__Input records__:
Begin

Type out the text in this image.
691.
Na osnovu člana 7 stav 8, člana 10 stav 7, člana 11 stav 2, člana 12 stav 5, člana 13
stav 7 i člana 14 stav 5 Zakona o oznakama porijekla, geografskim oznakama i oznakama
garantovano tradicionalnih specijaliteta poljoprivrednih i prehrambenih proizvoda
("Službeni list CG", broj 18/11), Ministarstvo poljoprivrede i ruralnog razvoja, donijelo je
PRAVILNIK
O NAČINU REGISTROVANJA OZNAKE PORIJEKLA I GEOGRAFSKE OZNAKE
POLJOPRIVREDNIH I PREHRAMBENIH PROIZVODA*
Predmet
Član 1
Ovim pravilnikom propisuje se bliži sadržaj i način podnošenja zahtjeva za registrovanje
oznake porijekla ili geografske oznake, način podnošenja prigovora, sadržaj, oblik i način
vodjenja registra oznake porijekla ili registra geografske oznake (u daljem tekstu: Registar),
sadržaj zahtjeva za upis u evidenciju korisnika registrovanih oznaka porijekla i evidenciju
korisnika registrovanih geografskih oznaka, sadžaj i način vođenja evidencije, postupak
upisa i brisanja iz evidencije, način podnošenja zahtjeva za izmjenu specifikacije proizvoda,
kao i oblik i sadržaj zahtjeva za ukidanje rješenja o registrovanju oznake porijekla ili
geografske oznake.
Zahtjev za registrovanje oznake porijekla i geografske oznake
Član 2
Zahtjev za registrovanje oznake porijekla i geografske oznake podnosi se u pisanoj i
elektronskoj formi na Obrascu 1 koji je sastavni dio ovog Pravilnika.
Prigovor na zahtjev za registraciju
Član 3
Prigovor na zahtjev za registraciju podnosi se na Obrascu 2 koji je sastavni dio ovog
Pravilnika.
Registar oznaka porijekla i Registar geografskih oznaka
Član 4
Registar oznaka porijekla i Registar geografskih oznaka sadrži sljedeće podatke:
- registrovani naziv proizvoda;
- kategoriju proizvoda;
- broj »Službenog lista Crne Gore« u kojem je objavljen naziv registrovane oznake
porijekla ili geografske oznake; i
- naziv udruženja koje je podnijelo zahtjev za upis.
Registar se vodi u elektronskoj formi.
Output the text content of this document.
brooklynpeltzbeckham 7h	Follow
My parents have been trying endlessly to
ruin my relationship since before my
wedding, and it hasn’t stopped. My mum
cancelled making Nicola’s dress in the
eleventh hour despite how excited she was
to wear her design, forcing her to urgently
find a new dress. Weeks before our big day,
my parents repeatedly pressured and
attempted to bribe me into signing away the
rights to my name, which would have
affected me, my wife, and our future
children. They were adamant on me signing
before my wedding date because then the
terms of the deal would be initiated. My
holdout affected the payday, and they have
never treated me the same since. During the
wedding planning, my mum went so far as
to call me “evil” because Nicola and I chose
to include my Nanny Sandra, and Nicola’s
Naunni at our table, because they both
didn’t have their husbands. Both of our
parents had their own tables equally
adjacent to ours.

End

__Exercise requirements__: Report the number of lines that contain "ovog", with no other words.

__Solution to this task__: 2